[Start Dataset extract]
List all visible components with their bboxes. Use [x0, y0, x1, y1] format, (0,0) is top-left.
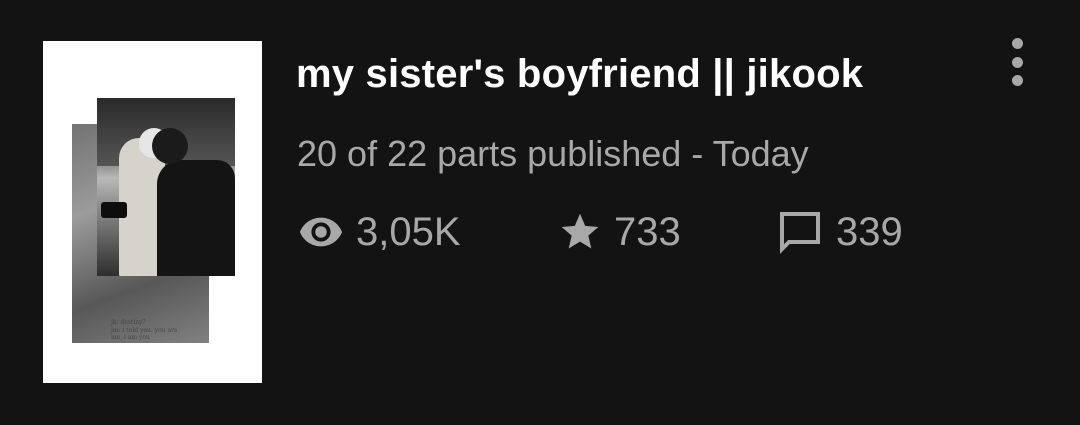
[End Dataset extract]
[Start Dataset extract]
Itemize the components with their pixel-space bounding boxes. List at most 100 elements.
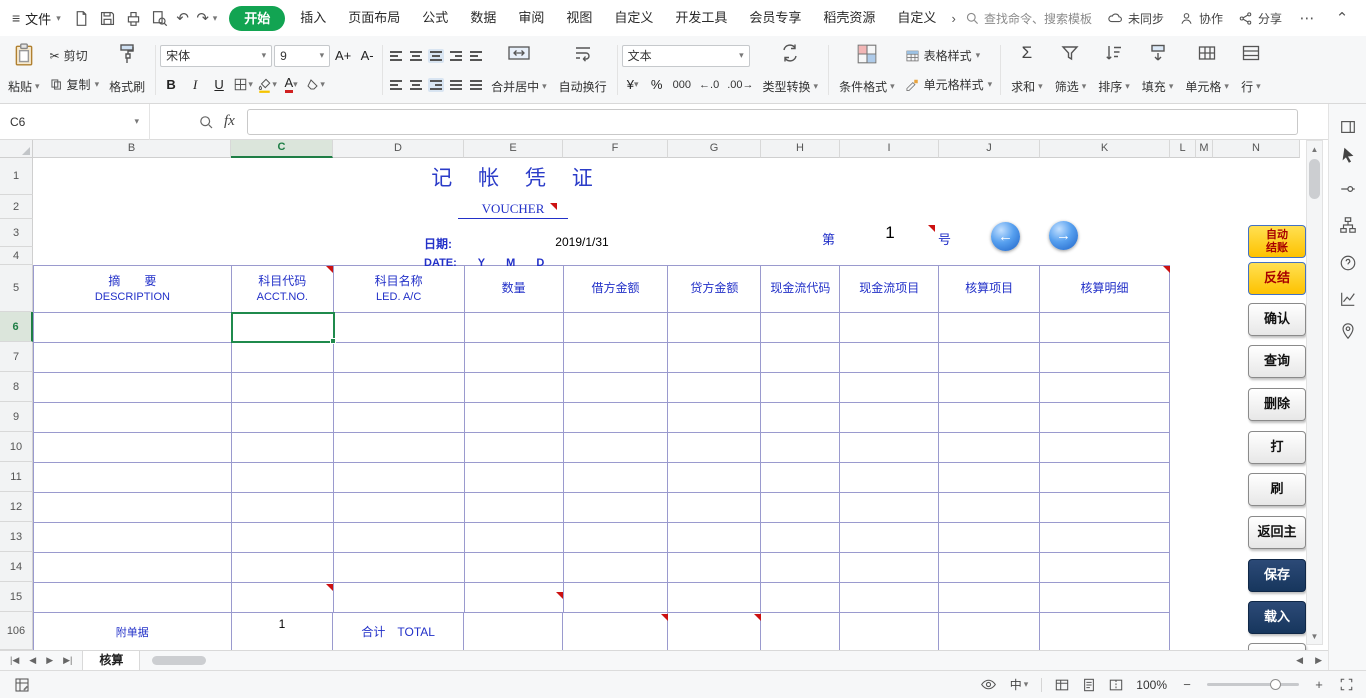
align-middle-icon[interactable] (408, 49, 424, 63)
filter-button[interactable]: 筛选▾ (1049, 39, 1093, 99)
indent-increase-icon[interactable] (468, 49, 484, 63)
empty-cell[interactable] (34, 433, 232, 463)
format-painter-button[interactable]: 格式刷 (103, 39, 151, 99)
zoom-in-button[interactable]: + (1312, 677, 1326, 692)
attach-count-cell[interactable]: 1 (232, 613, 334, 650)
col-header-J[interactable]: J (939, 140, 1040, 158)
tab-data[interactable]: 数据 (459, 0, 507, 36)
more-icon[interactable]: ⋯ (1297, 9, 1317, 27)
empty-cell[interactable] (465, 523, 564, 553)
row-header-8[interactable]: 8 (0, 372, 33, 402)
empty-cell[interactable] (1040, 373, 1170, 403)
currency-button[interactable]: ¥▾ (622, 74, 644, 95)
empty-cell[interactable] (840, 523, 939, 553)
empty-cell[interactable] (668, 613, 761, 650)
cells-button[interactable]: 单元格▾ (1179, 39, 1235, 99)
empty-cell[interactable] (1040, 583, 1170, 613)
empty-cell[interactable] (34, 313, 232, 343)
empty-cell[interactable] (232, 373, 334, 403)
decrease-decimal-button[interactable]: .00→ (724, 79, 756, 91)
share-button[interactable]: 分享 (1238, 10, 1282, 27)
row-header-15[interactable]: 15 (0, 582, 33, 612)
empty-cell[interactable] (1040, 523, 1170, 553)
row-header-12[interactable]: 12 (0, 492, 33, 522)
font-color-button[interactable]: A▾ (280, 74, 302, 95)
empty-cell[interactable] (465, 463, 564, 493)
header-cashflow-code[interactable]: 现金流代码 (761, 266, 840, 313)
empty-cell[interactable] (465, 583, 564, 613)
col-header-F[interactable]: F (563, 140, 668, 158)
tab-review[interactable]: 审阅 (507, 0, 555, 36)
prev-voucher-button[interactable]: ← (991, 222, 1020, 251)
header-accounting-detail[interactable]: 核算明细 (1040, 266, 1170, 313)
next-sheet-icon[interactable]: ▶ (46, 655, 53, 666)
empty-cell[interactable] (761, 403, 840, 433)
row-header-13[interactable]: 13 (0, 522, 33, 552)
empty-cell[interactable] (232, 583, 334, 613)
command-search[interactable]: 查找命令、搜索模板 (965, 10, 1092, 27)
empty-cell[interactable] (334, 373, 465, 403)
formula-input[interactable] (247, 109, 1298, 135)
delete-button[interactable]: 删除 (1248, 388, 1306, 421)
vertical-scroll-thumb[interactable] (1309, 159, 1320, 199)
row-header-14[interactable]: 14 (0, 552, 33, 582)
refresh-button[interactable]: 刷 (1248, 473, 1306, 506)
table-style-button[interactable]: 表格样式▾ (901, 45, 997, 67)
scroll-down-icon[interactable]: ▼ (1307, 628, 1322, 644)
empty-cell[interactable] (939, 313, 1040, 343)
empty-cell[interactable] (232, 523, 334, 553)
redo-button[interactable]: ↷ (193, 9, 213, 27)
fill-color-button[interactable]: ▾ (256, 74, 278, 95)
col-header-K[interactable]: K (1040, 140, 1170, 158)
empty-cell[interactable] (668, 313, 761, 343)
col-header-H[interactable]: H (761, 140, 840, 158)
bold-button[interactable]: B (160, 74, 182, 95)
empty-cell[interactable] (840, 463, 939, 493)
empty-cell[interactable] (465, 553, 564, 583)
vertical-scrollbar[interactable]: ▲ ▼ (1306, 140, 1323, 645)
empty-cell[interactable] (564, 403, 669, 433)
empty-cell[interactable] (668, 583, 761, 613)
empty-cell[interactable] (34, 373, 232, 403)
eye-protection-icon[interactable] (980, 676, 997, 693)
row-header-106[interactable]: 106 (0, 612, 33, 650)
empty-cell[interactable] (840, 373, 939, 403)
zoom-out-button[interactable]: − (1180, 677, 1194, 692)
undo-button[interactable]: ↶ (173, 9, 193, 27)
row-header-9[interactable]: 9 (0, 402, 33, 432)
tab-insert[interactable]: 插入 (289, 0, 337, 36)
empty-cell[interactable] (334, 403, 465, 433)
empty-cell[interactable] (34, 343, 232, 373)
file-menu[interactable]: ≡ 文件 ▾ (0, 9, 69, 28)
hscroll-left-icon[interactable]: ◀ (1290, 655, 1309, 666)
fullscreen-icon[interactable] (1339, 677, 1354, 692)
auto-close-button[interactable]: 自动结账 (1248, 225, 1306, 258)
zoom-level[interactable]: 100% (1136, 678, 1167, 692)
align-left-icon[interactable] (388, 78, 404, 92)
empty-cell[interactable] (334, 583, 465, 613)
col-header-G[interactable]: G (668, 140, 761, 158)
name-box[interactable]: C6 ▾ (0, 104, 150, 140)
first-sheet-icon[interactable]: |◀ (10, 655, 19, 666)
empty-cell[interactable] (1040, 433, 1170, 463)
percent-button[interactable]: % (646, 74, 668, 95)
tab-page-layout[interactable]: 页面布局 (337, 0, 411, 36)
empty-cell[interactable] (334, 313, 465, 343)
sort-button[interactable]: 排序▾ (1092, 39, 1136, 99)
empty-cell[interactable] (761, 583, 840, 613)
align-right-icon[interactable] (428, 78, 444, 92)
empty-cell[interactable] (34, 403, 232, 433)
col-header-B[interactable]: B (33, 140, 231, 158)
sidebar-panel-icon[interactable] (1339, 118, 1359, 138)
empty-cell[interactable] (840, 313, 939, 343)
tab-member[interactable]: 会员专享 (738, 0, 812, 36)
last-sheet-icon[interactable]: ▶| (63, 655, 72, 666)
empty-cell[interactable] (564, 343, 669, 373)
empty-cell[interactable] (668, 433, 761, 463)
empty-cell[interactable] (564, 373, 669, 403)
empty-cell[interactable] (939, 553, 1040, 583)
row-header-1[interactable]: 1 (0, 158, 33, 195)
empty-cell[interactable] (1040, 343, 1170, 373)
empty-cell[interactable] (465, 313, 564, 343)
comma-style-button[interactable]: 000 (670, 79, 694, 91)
[End Dataset extract]
Reproduce the records word for word, from the line containing "Itemize the components" down to the line containing "empty-cell[interactable] (761, 403, 840, 433)", including both of those lines. Leave the pictures out of your answer.

Solution to the problem -
Itemize the components with their pixel-space bounding boxes. List at most 100 elements.
align-middle-icon[interactable] (408, 49, 424, 63)
filter-button[interactable]: 筛选▾ (1049, 39, 1093, 99)
indent-increase-icon[interactable] (468, 49, 484, 63)
empty-cell[interactable] (34, 433, 232, 463)
format-painter-button[interactable]: 格式刷 (103, 39, 151, 99)
zoom-in-button[interactable]: + (1312, 677, 1326, 692)
attach-count-cell[interactable]: 1 (232, 613, 334, 650)
col-header-J[interactable]: J (939, 140, 1040, 158)
tab-data[interactable]: 数据 (459, 0, 507, 36)
more-icon[interactable]: ⋯ (1297, 9, 1317, 27)
empty-cell[interactable] (465, 523, 564, 553)
row-header-8[interactable]: 8 (0, 372, 33, 402)
empty-cell[interactable] (1040, 373, 1170, 403)
currency-button[interactable]: ¥▾ (622, 74, 644, 95)
empty-cell[interactable] (840, 523, 939, 553)
empty-cell[interactable] (668, 613, 761, 650)
cells-button[interactable]: 单元格▾ (1179, 39, 1235, 99)
empty-cell[interactable] (1040, 583, 1170, 613)
empty-cell[interactable] (34, 313, 232, 343)
empty-cell[interactable] (232, 373, 334, 403)
decrease-decimal-button[interactable]: .00→ (724, 79, 756, 91)
share-button[interactable]: 分享 (1238, 10, 1282, 27)
row-header-15[interactable]: 15 (0, 582, 33, 612)
empty-cell[interactable] (1040, 523, 1170, 553)
row-header-12[interactable]: 12 (0, 492, 33, 522)
font-color-button[interactable]: A▾ (280, 74, 302, 95)
empty-cell[interactable] (465, 463, 564, 493)
header-cashflow-code[interactable]: 现金流代码 (761, 266, 840, 313)
empty-cell[interactable] (465, 583, 564, 613)
col-header-F[interactable]: F (563, 140, 668, 158)
tab-review[interactable]: 审阅 (507, 0, 555, 36)
prev-voucher-button[interactable]: ← (991, 222, 1020, 251)
header-accounting-detail[interactable]: 核算明细 (1040, 266, 1170, 313)
next-sheet-icon[interactable]: ▶ (46, 655, 53, 666)
empty-cell[interactable] (761, 403, 840, 433)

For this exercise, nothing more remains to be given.